### What is needed
Output the material below unchanged, apart from leaving out the pictures.
[START Data extract]
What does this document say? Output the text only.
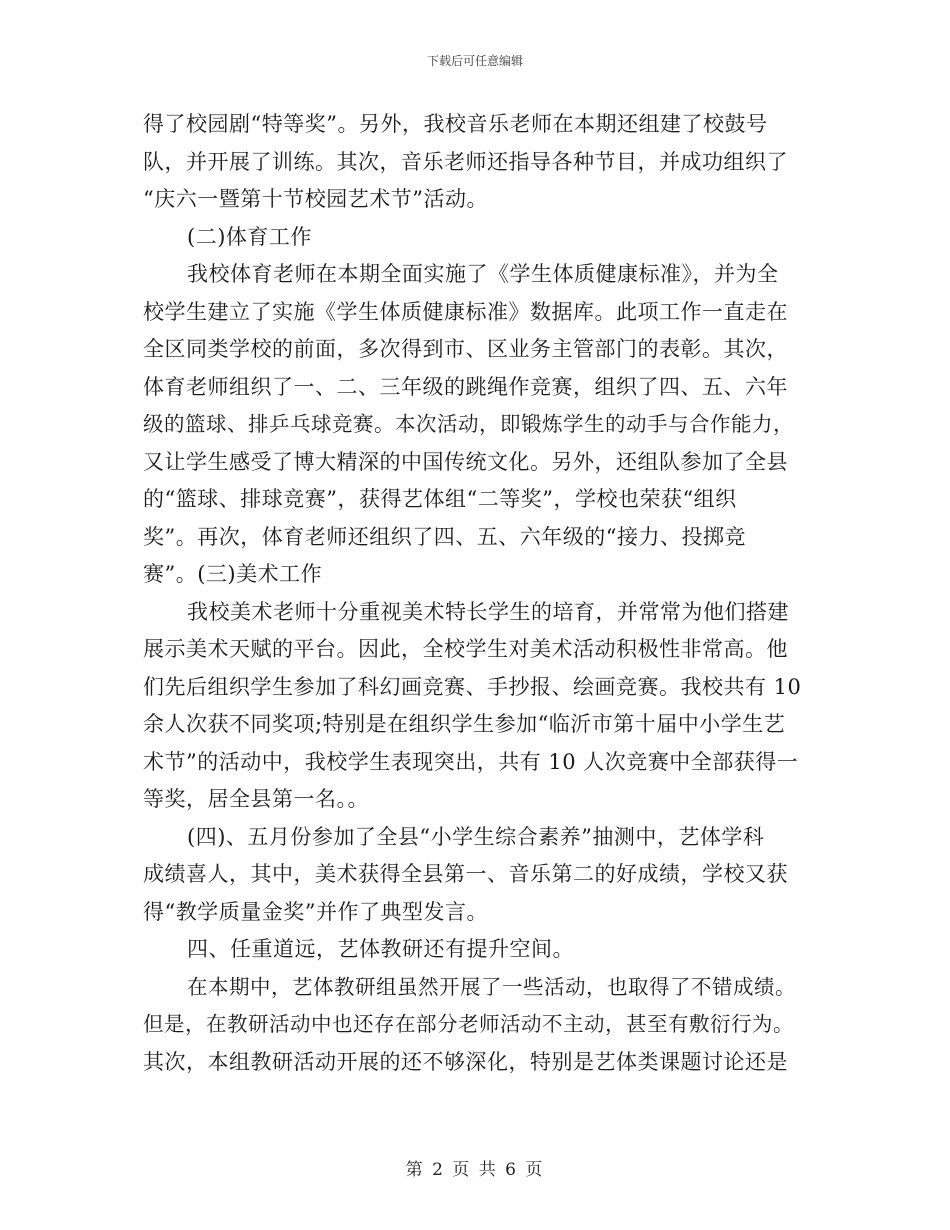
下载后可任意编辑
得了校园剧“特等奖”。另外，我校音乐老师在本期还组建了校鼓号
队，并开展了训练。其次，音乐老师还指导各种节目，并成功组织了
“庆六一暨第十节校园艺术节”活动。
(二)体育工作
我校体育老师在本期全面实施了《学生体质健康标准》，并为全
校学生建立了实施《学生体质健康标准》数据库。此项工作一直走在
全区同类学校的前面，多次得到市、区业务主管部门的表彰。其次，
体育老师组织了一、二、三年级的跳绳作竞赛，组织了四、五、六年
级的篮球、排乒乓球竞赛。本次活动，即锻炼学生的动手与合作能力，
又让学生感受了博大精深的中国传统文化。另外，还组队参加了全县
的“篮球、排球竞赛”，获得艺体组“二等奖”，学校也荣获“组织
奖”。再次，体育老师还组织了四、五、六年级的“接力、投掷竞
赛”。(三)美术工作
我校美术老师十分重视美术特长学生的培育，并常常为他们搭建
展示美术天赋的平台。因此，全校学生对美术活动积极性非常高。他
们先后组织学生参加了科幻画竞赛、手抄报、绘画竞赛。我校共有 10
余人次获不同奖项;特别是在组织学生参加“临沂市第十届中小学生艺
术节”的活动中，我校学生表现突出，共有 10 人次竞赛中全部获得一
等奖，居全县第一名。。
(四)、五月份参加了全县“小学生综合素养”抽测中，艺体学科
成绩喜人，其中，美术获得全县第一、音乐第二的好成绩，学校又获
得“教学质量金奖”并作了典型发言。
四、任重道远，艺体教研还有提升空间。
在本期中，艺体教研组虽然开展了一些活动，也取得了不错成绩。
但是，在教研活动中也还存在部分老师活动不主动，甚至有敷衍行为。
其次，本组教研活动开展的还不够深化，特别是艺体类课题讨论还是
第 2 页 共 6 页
[END Data extract]
### Completed task
What does this document say? Output the text only.
下载后可任意编辑
得了校园剧“特等奖”。另外，我校音乐老师在本期还组建了校鼓号
队，并开展了训练。其次，音乐老师还指导各种节目，并成功组织了
“庆六一暨第十节校园艺术节”活动。
(二)体育工作
我校体育老师在本期全面实施了《学生体质健康标准》，并为全
校学生建立了实施《学生体质健康标准》数据库。此项工作一直走在
全区同类学校的前面，多次得到市、区业务主管部门的表彰。其次，
体育老师组织了一、二、三年级的跳绳作竞赛，组织了四、五、六年
级的篮球、排乒乓球竞赛。本次活动，即锻炼学生的动手与合作能力，
又让学生感受了博大精深的中国传统文化。另外，还组队参加了全县
的“篮球、排球竞赛”，获得艺体组“二等奖”，学校也荣获“组织
奖”。再次，体育老师还组织了四、五、六年级的“接力、投掷竞
赛”。(三)美术工作
我校美术老师十分重视美术特长学生的培育，并常常为他们搭建
展示美术天赋的平台。因此，全校学生对美术活动积极性非常高。他
们先后组织学生参加了科幻画竞赛、手抄报、绘画竞赛。我校共有 10
余人次获不同奖项;特别是在组织学生参加“临沂市第十届中小学生艺
术节”的活动中，我校学生表现突出，共有 10 人次竞赛中全部获得一
等奖，居全县第一名。。
(四)、五月份参加了全县“小学生综合素养”抽测中，艺体学科
成绩喜人，其中，美术获得全县第一、音乐第二的好成绩，学校又获
得“教学质量金奖”并作了典型发言。
四、任重道远，艺体教研还有提升空间。
在本期中，艺体教研组虽然开展了一些活动，也取得了不错成绩。
但是，在教研活动中也还存在部分老师活动不主动，甚至有敷衍行为。
其次，本组教研活动开展的还不够深化，特别是艺体类课题讨论还是
第 2 页 共 6 页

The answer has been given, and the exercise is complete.